---- Data rows

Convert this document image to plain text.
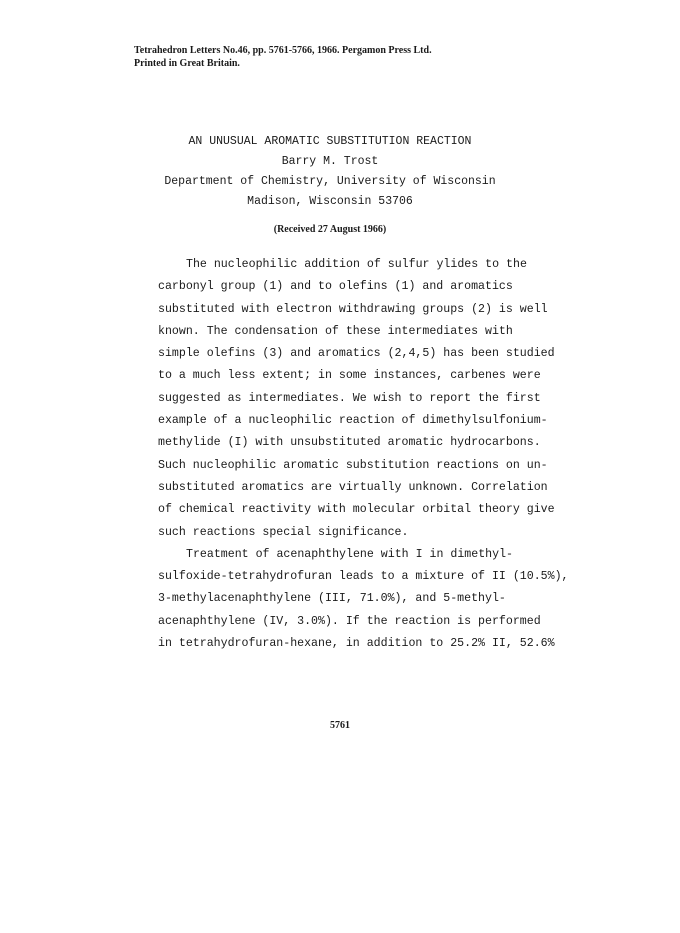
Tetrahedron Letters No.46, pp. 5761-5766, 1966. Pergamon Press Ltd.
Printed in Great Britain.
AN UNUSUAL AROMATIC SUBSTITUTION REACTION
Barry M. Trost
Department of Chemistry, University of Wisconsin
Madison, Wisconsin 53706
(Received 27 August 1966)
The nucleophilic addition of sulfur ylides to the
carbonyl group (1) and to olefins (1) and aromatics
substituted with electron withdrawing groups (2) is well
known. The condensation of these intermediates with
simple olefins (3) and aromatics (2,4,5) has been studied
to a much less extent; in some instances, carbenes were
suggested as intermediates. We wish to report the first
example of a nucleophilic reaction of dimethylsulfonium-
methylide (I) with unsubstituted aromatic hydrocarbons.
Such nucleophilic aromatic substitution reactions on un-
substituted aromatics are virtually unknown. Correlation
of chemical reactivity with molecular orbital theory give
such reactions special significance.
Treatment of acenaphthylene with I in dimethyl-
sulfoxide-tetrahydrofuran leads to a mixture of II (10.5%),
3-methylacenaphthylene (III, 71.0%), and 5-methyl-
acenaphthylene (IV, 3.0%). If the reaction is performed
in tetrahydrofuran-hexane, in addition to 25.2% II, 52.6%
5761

--------
---- Data rows

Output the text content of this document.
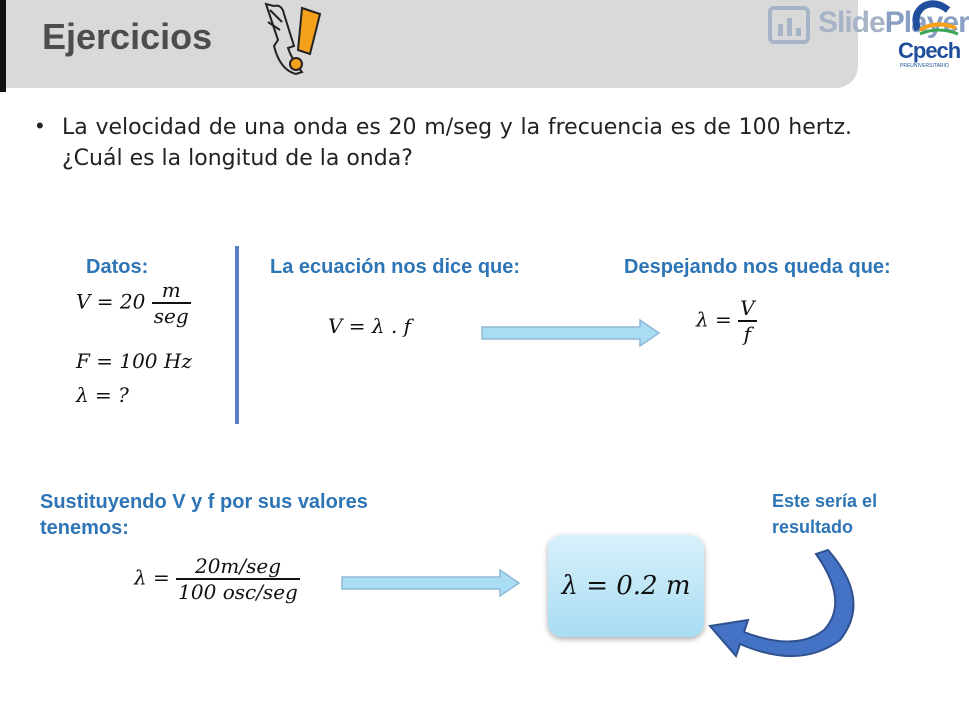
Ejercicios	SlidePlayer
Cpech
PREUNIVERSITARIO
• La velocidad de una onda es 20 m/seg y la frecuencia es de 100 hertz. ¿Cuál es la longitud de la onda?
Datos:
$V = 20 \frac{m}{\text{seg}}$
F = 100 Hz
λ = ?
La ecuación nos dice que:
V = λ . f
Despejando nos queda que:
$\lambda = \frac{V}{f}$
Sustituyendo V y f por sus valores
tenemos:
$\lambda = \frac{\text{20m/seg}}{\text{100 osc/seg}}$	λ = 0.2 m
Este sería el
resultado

--------
---- Data rows

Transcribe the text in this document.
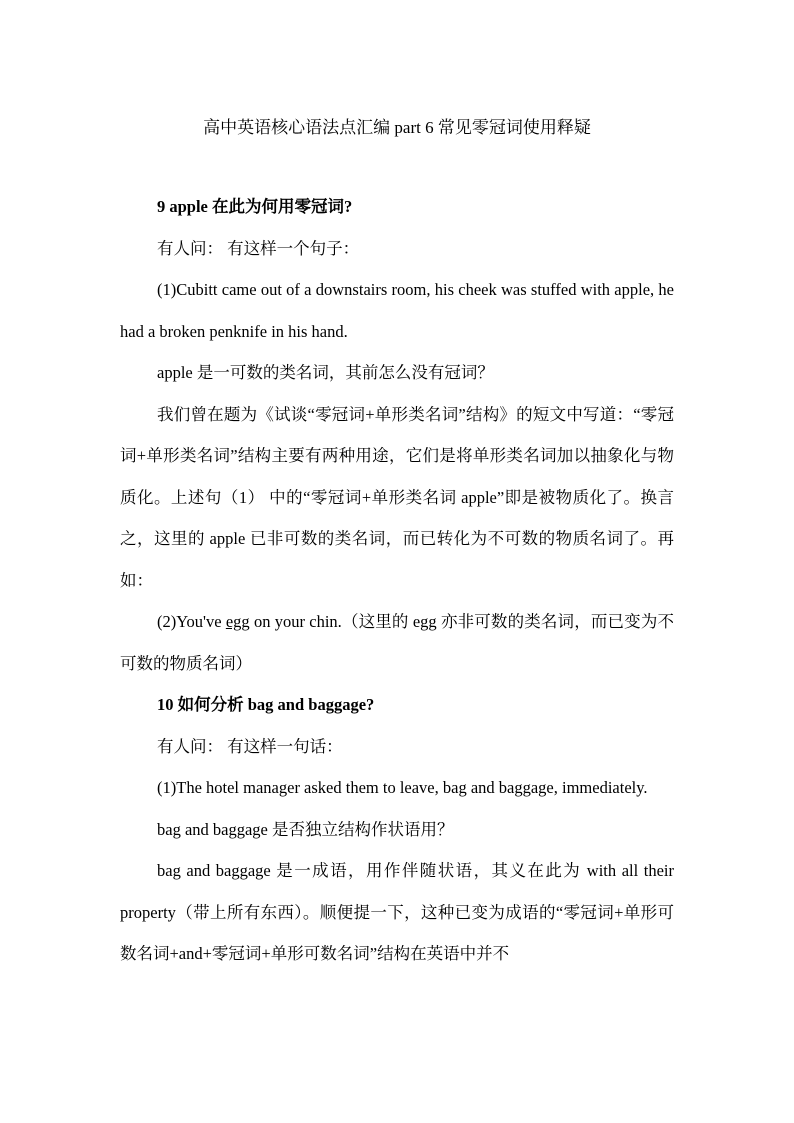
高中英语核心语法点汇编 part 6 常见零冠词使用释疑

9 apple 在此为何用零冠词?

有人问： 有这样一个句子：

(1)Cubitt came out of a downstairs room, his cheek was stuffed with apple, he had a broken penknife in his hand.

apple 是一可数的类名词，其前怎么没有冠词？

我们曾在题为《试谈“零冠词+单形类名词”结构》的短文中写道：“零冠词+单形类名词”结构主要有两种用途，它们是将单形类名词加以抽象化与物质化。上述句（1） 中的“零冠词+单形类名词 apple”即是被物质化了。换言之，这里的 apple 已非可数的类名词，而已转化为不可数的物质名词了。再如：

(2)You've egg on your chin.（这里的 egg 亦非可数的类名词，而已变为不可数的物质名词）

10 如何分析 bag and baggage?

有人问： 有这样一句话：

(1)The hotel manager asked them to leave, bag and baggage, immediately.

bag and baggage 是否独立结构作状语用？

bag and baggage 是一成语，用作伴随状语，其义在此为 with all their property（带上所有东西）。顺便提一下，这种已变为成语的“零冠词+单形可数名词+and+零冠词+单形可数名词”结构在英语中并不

--------

* **Request**: Which lines hold the word "frac"? Show each one.

* **Solution**:
$V = 20 \frac{m}{\text{seg}}$
$\lambda = \frac{V}{f}$
$\lambda = \frac{\text{20m/seg}}{\text{100 osc/seg}}$	λ = 0.2 m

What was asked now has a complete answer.